The request:
All of the records below should be output exactly.

Extracted data:
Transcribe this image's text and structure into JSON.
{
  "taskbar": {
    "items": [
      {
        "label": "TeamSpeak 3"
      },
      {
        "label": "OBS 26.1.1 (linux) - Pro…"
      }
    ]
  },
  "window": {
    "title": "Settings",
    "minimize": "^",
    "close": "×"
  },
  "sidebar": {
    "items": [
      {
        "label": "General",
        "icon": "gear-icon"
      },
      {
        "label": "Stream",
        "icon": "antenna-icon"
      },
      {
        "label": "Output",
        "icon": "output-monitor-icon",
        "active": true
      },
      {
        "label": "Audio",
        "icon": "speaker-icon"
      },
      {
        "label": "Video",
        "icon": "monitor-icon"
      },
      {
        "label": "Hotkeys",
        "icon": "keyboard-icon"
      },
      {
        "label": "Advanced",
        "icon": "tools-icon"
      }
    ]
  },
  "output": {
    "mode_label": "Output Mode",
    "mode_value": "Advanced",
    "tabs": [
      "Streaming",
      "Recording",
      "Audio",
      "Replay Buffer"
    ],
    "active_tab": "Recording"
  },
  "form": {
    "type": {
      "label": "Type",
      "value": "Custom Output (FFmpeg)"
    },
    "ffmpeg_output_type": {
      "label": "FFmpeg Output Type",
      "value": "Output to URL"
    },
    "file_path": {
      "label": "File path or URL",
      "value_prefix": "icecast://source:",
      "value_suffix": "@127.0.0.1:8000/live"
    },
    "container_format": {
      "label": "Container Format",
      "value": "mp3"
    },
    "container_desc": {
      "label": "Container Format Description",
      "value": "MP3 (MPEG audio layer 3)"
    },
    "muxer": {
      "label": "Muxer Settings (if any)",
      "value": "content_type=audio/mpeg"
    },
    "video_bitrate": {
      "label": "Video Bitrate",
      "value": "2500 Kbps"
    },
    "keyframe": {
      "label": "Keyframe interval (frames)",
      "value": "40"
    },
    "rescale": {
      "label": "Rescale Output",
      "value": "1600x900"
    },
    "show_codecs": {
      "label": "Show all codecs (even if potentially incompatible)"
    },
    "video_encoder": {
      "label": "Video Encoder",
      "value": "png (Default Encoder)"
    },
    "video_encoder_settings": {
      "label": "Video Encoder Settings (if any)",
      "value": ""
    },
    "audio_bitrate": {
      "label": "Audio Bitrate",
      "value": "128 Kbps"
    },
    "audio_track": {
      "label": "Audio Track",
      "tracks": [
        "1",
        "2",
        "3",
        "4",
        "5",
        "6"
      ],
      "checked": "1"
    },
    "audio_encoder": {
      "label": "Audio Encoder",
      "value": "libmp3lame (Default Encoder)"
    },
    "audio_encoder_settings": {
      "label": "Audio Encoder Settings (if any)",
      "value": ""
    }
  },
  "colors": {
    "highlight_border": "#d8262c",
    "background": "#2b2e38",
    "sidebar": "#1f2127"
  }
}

Solution for this problem:
Transcribe this image's text and structure into JSON.
{
  "taskbar": {
    "items": [
      {
        "label": "TeamSpeak 3"
      },
      {
        "label": "OBS 26.1.1 (linux) - Pro…"
      }
    ]
  },
  "window": {
    "title": "Settings",
    "minimize": "^",
    "close": "×"
  },
  "sidebar": {
    "items": [
      {
        "label": "General",
        "icon": "gear-icon"
      },
      {
        "label": "Stream",
        "icon": "antenna-icon"
      },
      {
        "label": "Output",
        "icon": "output-monitor-icon",
        "active": true
      },
      {
        "label": "Audio",
        "icon": "speaker-icon"
      },
      {
        "label": "Video",
        "icon": "monitor-icon"
      },
      {
        "label": "Hotkeys",
        "icon": "keyboard-icon"
      },
      {
        "label": "Advanced",
        "icon": "tools-icon"
      }
    ]
  },
  "output": {
    "mode_label": "Output Mode",
    "mode_value": "Advanced",
    "tabs": [
      "Streaming",
      "Recording",
      "Audio",
      "Replay Buffer"
    ],
    "active_tab": "Recording"
  },
  "form": {
    "type": {
      "label": "Type",
      "value": "Custom Output (FFmpeg)"
    },
    "ffmpeg_output_type": {
      "label": "FFmpeg Output Type",
      "value": "Output to URL"
    },
    "file_path": {
      "label": "File path or URL",
      "value_prefix": "icecast://source:",
      "value_suffix": "@127.0.0.1:8000/live"
    },
    "container_format": {
      "label": "Container Format",
      "value": "mp3"
    },
    "container_desc": {
      "label": "Container Format Description",
      "value": "MP3 (MPEG audio layer 3)"
    },
    "muxer": {
      "label": "Muxer Settings (if any)",
      "value": "content_type=audio/mpeg"
    },
    "video_bitrate": {
      "label": "Video Bitrate",
      "value": "2500 Kbps"
    },
    "keyframe": {
      "label": "Keyframe interval (frames)",
      "value": "40"
    },
    "rescale": {
      "label": "Rescale Output",
      "value": "1600x900"
    },
    "show_codecs": {
      "label": "Show all codecs (even if potentially incompatible)"
    },
    "video_encoder": {
      "label": "Video Encoder",
      "value": "png (Default Encoder)"
    },
    "video_encoder_settings": {
      "label": "Video Encoder Settings (if any)",
      "value": ""
    },
    "audio_bitrate": {
      "label": "Audio Bitrate",
      "value": "128 Kbps"
    },
    "audio_track": {
      "label": "Audio Track",
      "tracks": [
        "1",
        "2",
        "3",
        "4",
        "5",
        "6"
      ],
      "checked": "1"
    },
    "audio_encoder": {
      "label": "Audio Encoder",
      "value": "libmp3lame (Default Encoder)"
    },
    "audio_encoder_settings": {
      "label": "Audio Encoder Settings (if any)",
      "value": ""
    }
  },
  "colors": {
    "highlight_border": "#d8262c",
    "background": "#2b2e38",
    "sidebar": "#1f2127"
  }
}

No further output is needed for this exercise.